[Goal] Copy out the material below line for line, keeping every character unchanged.

───── Provided information

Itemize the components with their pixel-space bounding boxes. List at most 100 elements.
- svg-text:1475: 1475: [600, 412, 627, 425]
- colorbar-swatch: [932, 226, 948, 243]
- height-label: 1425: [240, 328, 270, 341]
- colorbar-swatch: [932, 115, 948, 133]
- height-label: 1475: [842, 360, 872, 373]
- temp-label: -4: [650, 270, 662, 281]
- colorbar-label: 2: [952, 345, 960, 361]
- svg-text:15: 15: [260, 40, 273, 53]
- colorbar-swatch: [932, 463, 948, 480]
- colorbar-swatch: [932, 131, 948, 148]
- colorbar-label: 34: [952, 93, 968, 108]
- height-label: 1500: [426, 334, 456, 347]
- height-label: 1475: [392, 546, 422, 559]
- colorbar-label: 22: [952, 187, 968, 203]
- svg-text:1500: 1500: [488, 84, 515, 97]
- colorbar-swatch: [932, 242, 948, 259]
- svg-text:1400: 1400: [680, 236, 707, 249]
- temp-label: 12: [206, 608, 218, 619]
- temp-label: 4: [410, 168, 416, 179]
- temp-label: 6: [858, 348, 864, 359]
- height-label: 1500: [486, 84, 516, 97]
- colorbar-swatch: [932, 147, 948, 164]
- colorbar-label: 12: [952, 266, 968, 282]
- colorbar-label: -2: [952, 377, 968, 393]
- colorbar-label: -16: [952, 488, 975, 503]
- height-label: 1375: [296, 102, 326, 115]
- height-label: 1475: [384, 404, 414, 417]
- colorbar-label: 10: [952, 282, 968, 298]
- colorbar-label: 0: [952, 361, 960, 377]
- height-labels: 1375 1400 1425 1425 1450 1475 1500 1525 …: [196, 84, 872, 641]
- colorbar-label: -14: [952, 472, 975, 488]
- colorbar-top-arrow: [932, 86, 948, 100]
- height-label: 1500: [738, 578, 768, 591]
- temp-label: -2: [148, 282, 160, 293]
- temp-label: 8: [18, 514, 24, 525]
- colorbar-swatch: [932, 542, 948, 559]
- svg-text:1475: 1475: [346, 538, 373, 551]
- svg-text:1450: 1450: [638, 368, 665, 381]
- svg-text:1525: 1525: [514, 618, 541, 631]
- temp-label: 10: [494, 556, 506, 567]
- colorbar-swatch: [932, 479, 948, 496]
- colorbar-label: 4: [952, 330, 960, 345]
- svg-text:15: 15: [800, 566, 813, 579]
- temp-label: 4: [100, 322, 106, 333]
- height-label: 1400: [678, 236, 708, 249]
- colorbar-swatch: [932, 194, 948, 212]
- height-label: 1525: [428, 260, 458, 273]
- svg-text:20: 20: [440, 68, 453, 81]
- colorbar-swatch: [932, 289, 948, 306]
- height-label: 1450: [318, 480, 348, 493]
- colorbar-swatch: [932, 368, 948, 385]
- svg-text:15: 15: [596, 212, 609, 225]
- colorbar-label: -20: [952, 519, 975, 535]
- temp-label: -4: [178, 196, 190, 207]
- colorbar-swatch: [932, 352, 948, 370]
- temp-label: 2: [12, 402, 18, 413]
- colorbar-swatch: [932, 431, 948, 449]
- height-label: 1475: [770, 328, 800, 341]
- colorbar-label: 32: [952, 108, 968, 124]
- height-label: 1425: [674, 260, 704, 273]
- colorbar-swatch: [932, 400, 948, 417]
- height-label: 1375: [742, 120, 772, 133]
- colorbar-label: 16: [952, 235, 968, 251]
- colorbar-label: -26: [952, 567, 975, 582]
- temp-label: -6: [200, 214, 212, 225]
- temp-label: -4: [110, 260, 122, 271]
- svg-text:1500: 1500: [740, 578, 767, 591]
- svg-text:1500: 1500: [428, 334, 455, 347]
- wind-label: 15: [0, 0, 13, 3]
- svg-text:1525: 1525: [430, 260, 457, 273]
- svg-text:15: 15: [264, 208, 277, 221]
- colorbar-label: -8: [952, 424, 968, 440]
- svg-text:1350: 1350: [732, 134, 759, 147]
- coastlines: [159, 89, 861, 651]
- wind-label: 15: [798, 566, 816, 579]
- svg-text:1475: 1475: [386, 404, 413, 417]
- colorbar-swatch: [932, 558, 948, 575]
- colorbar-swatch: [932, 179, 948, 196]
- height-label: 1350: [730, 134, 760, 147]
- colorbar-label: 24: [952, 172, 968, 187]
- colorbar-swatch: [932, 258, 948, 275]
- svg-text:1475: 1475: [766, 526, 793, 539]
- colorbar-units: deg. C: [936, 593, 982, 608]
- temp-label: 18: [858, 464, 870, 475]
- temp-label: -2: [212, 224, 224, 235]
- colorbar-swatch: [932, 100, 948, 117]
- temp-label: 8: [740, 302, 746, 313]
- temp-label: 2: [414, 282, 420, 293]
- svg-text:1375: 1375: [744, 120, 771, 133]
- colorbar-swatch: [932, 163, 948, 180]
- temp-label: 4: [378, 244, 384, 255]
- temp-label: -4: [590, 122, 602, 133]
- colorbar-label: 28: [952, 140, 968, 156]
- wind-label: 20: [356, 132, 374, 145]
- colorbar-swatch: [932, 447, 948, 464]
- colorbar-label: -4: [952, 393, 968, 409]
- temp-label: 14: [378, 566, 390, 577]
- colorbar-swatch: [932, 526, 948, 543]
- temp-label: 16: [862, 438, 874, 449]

──────────

[Solution]
Itemize the components with their pixel-space bounding boxes. List at most 100 elements.
- svg-text:1475: 1475: [600, 412, 627, 425]
- colorbar-swatch: [932, 226, 948, 243]
- height-label: 1425: [240, 328, 270, 341]
- colorbar-swatch: [932, 115, 948, 133]
- height-label: 1475: [842, 360, 872, 373]
- temp-label: -4: [650, 270, 662, 281]
- colorbar-label: 2: [952, 345, 960, 361]
- svg-text:15: 15: [260, 40, 273, 53]
- colorbar-swatch: [932, 463, 948, 480]
- colorbar-swatch: [932, 131, 948, 148]
- colorbar-label: 34: [952, 93, 968, 108]
- height-label: 1500: [426, 334, 456, 347]
- height-label: 1475: [392, 546, 422, 559]
- colorbar-label: 22: [952, 187, 968, 203]
- svg-text:1500: 1500: [488, 84, 515, 97]
- colorbar-swatch: [932, 242, 948, 259]
- svg-text:1400: 1400: [680, 236, 707, 249]
- temp-label: 12: [206, 608, 218, 619]
- temp-label: 4: [410, 168, 416, 179]
- temp-label: 6: [858, 348, 864, 359]
- height-label: 1500: [486, 84, 516, 97]
- colorbar-swatch: [932, 147, 948, 164]
- colorbar-label: 12: [952, 266, 968, 282]
- colorbar-label: -2: [952, 377, 968, 393]
- colorbar-label: -16: [952, 488, 975, 503]
- height-label: 1375: [296, 102, 326, 115]
- height-label: 1475: [384, 404, 414, 417]
- colorbar-label: 10: [952, 282, 968, 298]
- colorbar-label: 0: [952, 361, 960, 377]
- height-labels: 1375 1400 1425 1425 1450 1475 1500 1525 …: [196, 84, 872, 641]
- colorbar-label: -14: [952, 472, 975, 488]
- colorbar-top-arrow: [932, 86, 948, 100]
- height-label: 1500: [738, 578, 768, 591]
- temp-label: -2: [148, 282, 160, 293]
- temp-label: 8: [18, 514, 24, 525]
- colorbar-swatch: [932, 542, 948, 559]
- svg-text:1475: 1475: [346, 538, 373, 551]
- svg-text:1450: 1450: [638, 368, 665, 381]
- svg-text:1525: 1525: [514, 618, 541, 631]
- temp-label: 10: [494, 556, 506, 567]
- colorbar-swatch: [932, 479, 948, 496]
- colorbar-label: 4: [952, 330, 960, 345]
- svg-text:15: 15: [800, 566, 813, 579]
- temp-label: 4: [100, 322, 106, 333]
- height-label: 1400: [678, 236, 708, 249]
- colorbar-swatch: [932, 194, 948, 212]
- height-label: 1525: [428, 260, 458, 273]
- svg-text:20: 20: [440, 68, 453, 81]
- colorbar-swatch: [932, 289, 948, 306]
- height-label: 1450: [318, 480, 348, 493]
- colorbar-swatch: [932, 368, 948, 385]
- svg-text:15: 15: [596, 212, 609, 225]
- colorbar-label: -20: [952, 519, 975, 535]
- temp-label: -4: [178, 196, 190, 207]
- colorbar-swatch: [932, 352, 948, 370]
- temp-label: 2: [12, 402, 18, 413]
- colorbar-swatch: [932, 431, 948, 449]
- height-label: 1475: [770, 328, 800, 341]
- colorbar-label: 32: [952, 108, 968, 124]
- height-label: 1425: [674, 260, 704, 273]
- colorbar-swatch: [932, 400, 948, 417]
- height-label: 1375: [742, 120, 772, 133]
- colorbar-label: 16: [952, 235, 968, 251]
- colorbar-label: -26: [952, 567, 975, 582]
- temp-label: -6: [200, 214, 212, 225]
- temp-label: -4: [110, 260, 122, 271]
- svg-text:1500: 1500: [740, 578, 767, 591]
- svg-text:1500: 1500: [428, 334, 455, 347]
- wind-label: 15: [0, 0, 13, 3]
- svg-text:1525: 1525: [430, 260, 457, 273]
- svg-text:15: 15: [264, 208, 277, 221]
- colorbar-label: -8: [952, 424, 968, 440]
- svg-text:1350: 1350: [732, 134, 759, 147]
- coastlines: [159, 89, 861, 651]
- wind-label: 15: [798, 566, 816, 579]
- svg-text:1475: 1475: [386, 404, 413, 417]
- colorbar-swatch: [932, 558, 948, 575]
- colorbar-swatch: [932, 179, 948, 196]
- height-label: 1350: [730, 134, 760, 147]
- colorbar-label: 24: [952, 172, 968, 187]
- colorbar-swatch: [932, 258, 948, 275]
- svg-text:1475: 1475: [766, 526, 793, 539]
- colorbar-units: deg. C: [936, 593, 982, 608]
- temp-label: 18: [858, 464, 870, 475]
- temp-label: -2: [212, 224, 224, 235]
- colorbar-swatch: [932, 100, 948, 117]
- temp-label: 8: [740, 302, 746, 313]
- temp-label: 2: [414, 282, 420, 293]
- svg-text:1375: 1375: [744, 120, 771, 133]
- colorbar-swatch: [932, 163, 948, 180]
- temp-label: 4: [378, 244, 384, 255]
- temp-label: -4: [590, 122, 602, 133]
- colorbar-label: 28: [952, 140, 968, 156]
- wind-label: 20: [356, 132, 374, 145]
- colorbar-swatch: [932, 447, 948, 464]
- colorbar-label: -4: [952, 393, 968, 409]
- temp-label: 14: [378, 566, 390, 577]
- colorbar-swatch: [932, 526, 948, 543]
- temp-label: 16: [862, 438, 874, 449]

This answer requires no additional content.